TASK GOAL ->
Transcribe all of the material exactly, except for its pictures.

TASK DATA ->

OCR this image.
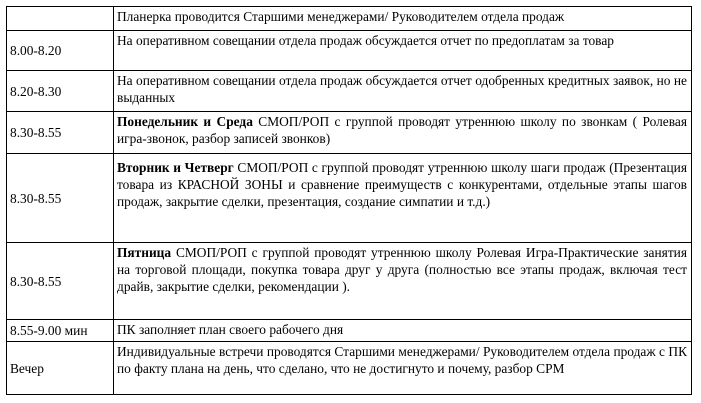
Планерка проводится Старшими менеджерами/ Руководителем отдела продаж
8.00-8.20
На оперативном совещании отдела продаж обсуждается отчет по предоплатам за товар
8.20-8.30
На оперативном совещании отдела продаж обсуждается отчет одобренных кредитных заявок, но не выданных
8.30-8.55
Понедельник и Среда СМОП/РОП с группой проводят утреннюю школу по звонкам ( Ролевая игра-звонок, разбор записей звонков)
8.30-8.55
Вторник и Четверг СМОП/РОП с группой проводят утреннюю школу шаги продаж (Презентация товара из КРАСНОЙ ЗОНЫ и сравнение преимуществ с конкурентами, отдельные этапы шагов продаж, закрытие сделки, презентация, создание симпатии и т.д.)
8.30-8.55
Пятница СМОП/РОП с группой проводят утреннюю школу Ролевая Игра-Практические занятия на торговой площади, покупка товара друг у друга (полностью все этапы продаж, включая тест драйв, закрытие сделки, рекомендации ).
8.55-9.00 мин ПК заполняет план своего рабочего дня
Вечер
Индивидуальные встречи проводятся Старшими менеджерами/ Руководителем отдела продаж с ПК по факту плана на день, что сделано, что не достигнуто и почему, разбор CPM
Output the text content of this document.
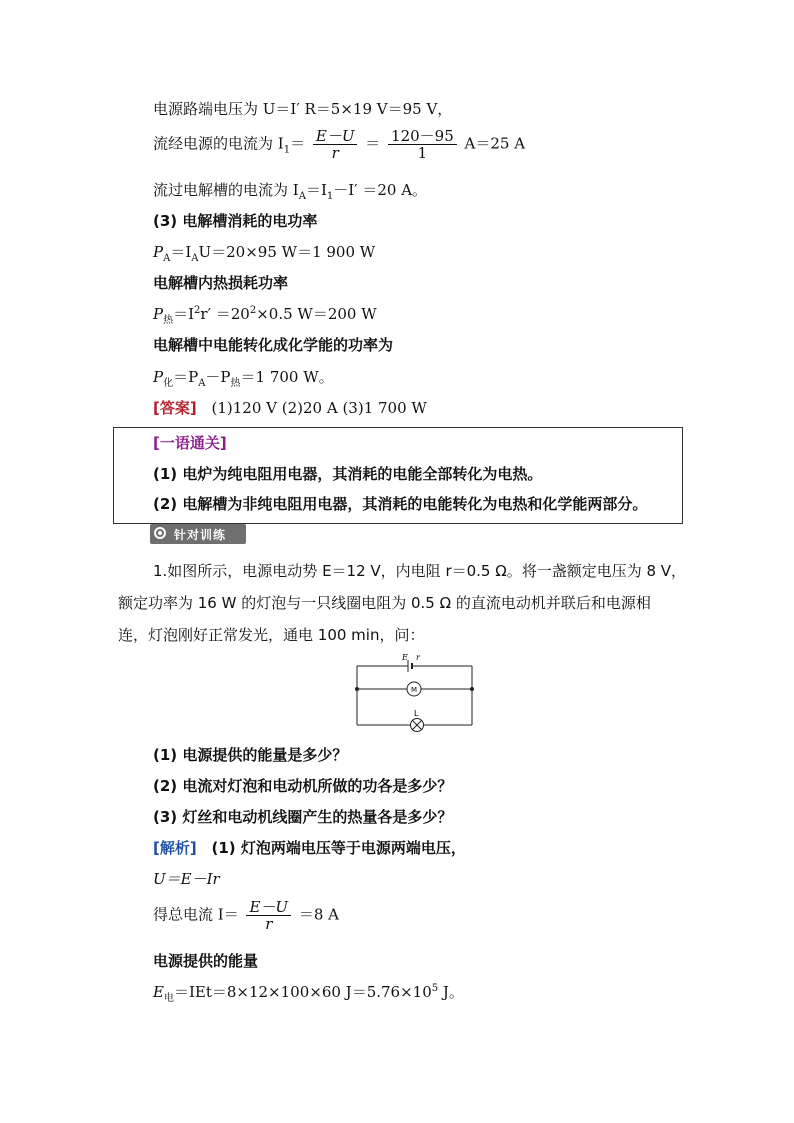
电源路端电压为 U＝I′ R＝5×19 V＝95 V，
流经电源的电流为 $I_1= \frac{E-U}{r} = \frac{120-95}{1} A=25$ A
流过电解槽的电流为 $I_A=I_1-I' =20$ A。
(3) 电解槽消耗的电功率
$P_A=I_AU=20\times 95$ W＝1 900 W
电解槽内热损耗功率
$P_热=I^2r' =20^2\times 0.5$ W＝200 W
电解槽中电能转化成化学能的功率为
$P_化=P_A-P_热=1$ 700 W。
[答案] (1)120 V (2)20 A (3)1 700 W
[一语通关]
(1) 电炉为纯电阻用电器，其消耗的电能全部转化为电热。
(2) 电解槽为非纯电阻用电器，其消耗的电能转化为电热和化学能两部分。
针对训练
1.如图所示，电源电动势 E＝12 V，内电阻 r＝0.5 Ω。将一盏额定电压为 8 V，
额定功率为 16 W 的灯泡与一只线圈电阻为 0.5 Ω 的直流电动机并联后和电源相
连，灯泡刚好正常发光，通电 100 min，问：
E r
M
L
(1) 电源提供的能量是多少？
(2) 电流对灯泡和电动机所做的功各是多少？
(3) 灯丝和电动机线圈产生的热量各是多少？
[解析] (1) 灯泡两端电压等于电源两端电压，
U＝E－Ir
得总电流 $I= \frac{E-U}{r} =8$ A
电源提供的能量
$E_电=IEt=8\times 12\times 100\times 60$ $J=5.76\times 10^5$ J。
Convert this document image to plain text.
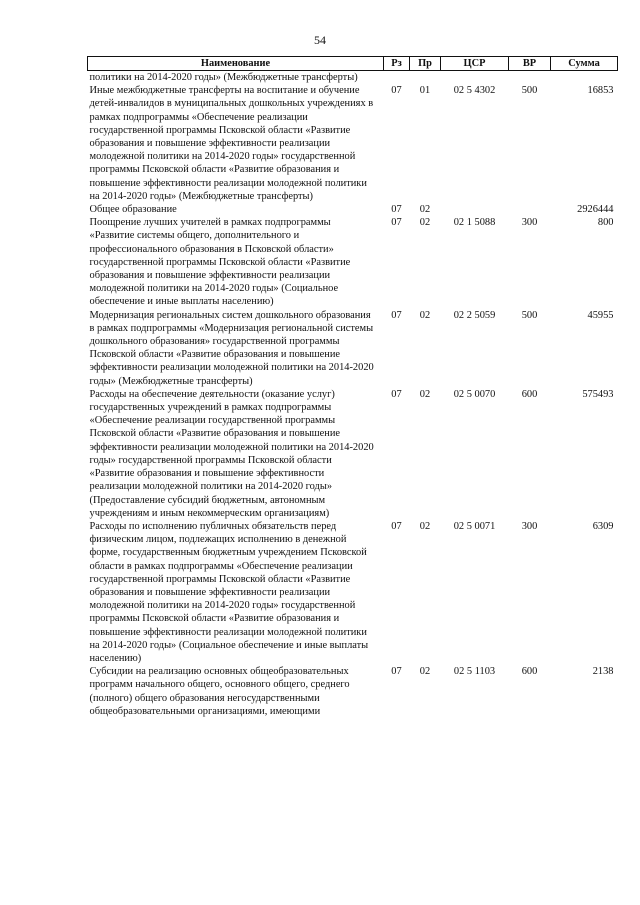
54
Наименование	Рз	Пр	ЦСР	ВР	Сумма
политики на 2014-2020 годы» (Межбюджетные трансферты)					
Иные межбюджетные трансферты на воспитание и обучение детей-инвалидов в муниципальных дошкольных учреждениях в рамках подпрограммы «Обеспечение реализации государственной программы Псковской области «Развитие образования и повышение эффективности реализации молодежной политики на 2014-2020 годы» государственной программы Псковской области «Развитие образования и повышение эффективности реализации молодежной политики на 2014-2020 годы» (Межбюджетные трансферты)	07	01	02 5 4302	500	16853
Общее образование	07	02			2926444
Поощрение лучших учителей в рамках подпрограммы «Развитие системы общего, дополнительного и профессионального образования в Псковской области» государственной программы Псковской области «Развитие образования и повышение эффективности реализации молодежной политики на 2014-2020 годы» (Социальное обеспечение и иные выплаты населению)	07	02	02 1 5088	300	800
Модернизация региональных систем дошкольного образования в рамках подпрограммы «Модернизация региональной системы дошкольного образования» государственной программы Псковской области «Развитие образования и повышение эффективности реализации молодежной политики на 2014-2020 годы» (Межбюджетные трансферты)	07	02	02 2 5059	500	45955
Расходы на обеспечение деятельности (оказание услуг) государственных учреждений в рамках подпрограммы «Обеспечение реализации государственной программы Псковской области «Развитие образования и повышение эффективности реализации молодежной политики на 2014-2020 годы» государственной программы Псковской области «Развитие образования и повышение эффективности реализации молодежной политики на 2014-2020 годы» (Предоставление субсидий бюджетным, автономным учреждениям и иным некоммерческим организациям)	07	02	02 5 0070	600	575493
Расходы по исполнению публичных обязательств перед физическим лицом, подлежащих исполнению в денежной форме, государственным бюджетным учреждением Псковской области в рамках подпрограммы «Обеспечение реализации государственной программы Псковской области «Развитие образования и повышение эффективности реализации молодежной политики на 2014-2020 годы» государственной программы Псковской области «Развитие образования и повышение эффективности реализации молодежной политики на 2014-2020 годы» (Социальное обеспечение и иные выплаты населению)	07	02	02 5 0071	300	6309
Субсидии на реализацию основных общеобразовательных программ начального общего, основного общего, среднего (полного) общего образования негосударственными общеобразовательными организациями, имеющими	07	02	02 5 1103	600	2138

RESPONSE TO THIS EXERCISE ->
OCR this image.
Планерка проводится Старшими менеджерами/ Руководителем отдела продаж
8.00-8.20
На оперативном совещании отдела продаж обсуждается отчет по предоплатам за товар
8.20-8.30
На оперативном совещании отдела продаж обсуждается отчет одобренных кредитных заявок, но не выданных
8.30-8.55
Понедельник и Среда СМОП/РОП с группой проводят утреннюю школу по звонкам ( Ролевая игра-звонок, разбор записей звонков)
8.30-8.55
Вторник и Четверг СМОП/РОП с группой проводят утреннюю школу шаги продаж (Презентация товара из КРАСНОЙ ЗОНЫ и сравнение преимуществ с конкурентами, отдельные этапы шагов продаж, закрытие сделки, презентация, создание симпатии и т.д.)
8.30-8.55
Пятница СМОП/РОП с группой проводят утреннюю школу Ролевая Игра-Практические занятия на торговой площади, покупка товара друг у друга (полностью все этапы продаж, включая тест драйв, закрытие сделки, рекомендации ).
8.55-9.00 мин ПК заполняет план своего рабочего дня
Вечер
Индивидуальные встречи проводятся Старшими менеджерами/ Руководителем отдела продаж с ПК по факту плана на день, что сделано, что не достигнуто и почему, разбор CPM
Output the text content of this document.
电源路端电压为 U＝I′ R＝5×19 V＝95 V，
流经电源的电流为 $I_1= \frac{E-U}{r} = \frac{120-95}{1} A=25$ A
流过电解槽的电流为 $I_A=I_1-I' =20$ A。
(3) 电解槽消耗的电功率
$P_A=I_AU=20\times 95$ W＝1 900 W
电解槽内热损耗功率
$P_热=I^2r' =20^2\times 0.5$ W＝200 W
电解槽中电能转化成化学能的功率为
$P_化=P_A-P_热=1$ 700 W。
[答案] (1)120 V (2)20 A (3)1 700 W
[一语通关]
(1) 电炉为纯电阻用电器，其消耗的电能全部转化为电热。
(2) 电解槽为非纯电阻用电器，其消耗的电能转化为电热和化学能两部分。
针对训练
1.如图所示，电源电动势 E＝12 V，内电阻 r＝0.5 Ω。将一盏额定电压为 8 V，
额定功率为 16 W 的灯泡与一只线圈电阻为 0.5 Ω 的直流电动机并联后和电源相
连，灯泡刚好正常发光，通电 100 min，问：
E r
M
L
(1) 电源提供的能量是多少？
(2) 电流对灯泡和电动机所做的功各是多少？
(3) 灯丝和电动机线圈产生的热量各是多少？
[解析] (1) 灯泡两端电压等于电源两端电压，
U＝E－Ir
得总电流 $I= \frac{E-U}{r} =8$ A
电源提供的能量
$E_电=IEt=8\times 12\times 100\times 60$ $J=5.76\times 10^5$ J。
Convert this document image to plain text.
54
Наименование	Рз	Пр	ЦСР	ВР	Сумма
политики на 2014-2020 годы» (Межбюджетные трансферты)					
Иные межбюджетные трансферты на воспитание и обучение детей-инвалидов в муниципальных дошкольных учреждениях в рамках подпрограммы «Обеспечение реализации государственной программы Псковской области «Развитие образования и повышение эффективности реализации молодежной политики на 2014-2020 годы» государственной программы Псковской области «Развитие образования и повышение эффективности реализации молодежной политики на 2014-2020 годы» (Межбюджетные трансферты)	07	01	02 5 4302	500	16853
Общее образование	07	02			2926444
Поощрение лучших учителей в рамках подпрограммы «Развитие системы общего, дополнительного и профессионального образования в Псковской области» государственной программы Псковской области «Развитие образования и повышение эффективности реализации молодежной политики на 2014-2020 годы» (Социальное обеспечение и иные выплаты населению)	07	02	02 1 5088	300	800
Модернизация региональных систем дошкольного образования в рамках подпрограммы «Модернизация региональной системы дошкольного образования» государственной программы Псковской области «Развитие образования и повышение эффективности реализации молодежной политики на 2014-2020 годы» (Межбюджетные трансферты)	07	02	02 2 5059	500	45955
Расходы на обеспечение деятельности (оказание услуг) государственных учреждений в рамках подпрограммы «Обеспечение реализации государственной программы Псковской области «Развитие образования и повышение эффективности реализации молодежной политики на 2014-2020 годы» государственной программы Псковской области «Развитие образования и повышение эффективности реализации молодежной политики на 2014-2020 годы» (Предоставление субсидий бюджетным, автономным учреждениям и иным некоммерческим организациям)	07	02	02 5 0070	600	575493
Расходы по исполнению публичных обязательств перед физическим лицом, подлежащих исполнению в денежной форме, государственным бюджетным учреждением Псковской области в рамках подпрограммы «Обеспечение реализации государственной программы Псковской области «Развитие образования и повышение эффективности реализации молодежной политики на 2014-2020 годы» государственной программы Псковской области «Развитие образования и повышение эффективности реализации молодежной политики на 2014-2020 годы» (Социальное обеспечение и иные выплаты населению)	07	02	02 5 0071	300	6309
Субсидии на реализацию основных общеобразовательных программ начального общего, основного общего, среднего (полного) общего образования негосударственными общеобразовательными организациями, имеющими	07	02	02 5 1103	600	2138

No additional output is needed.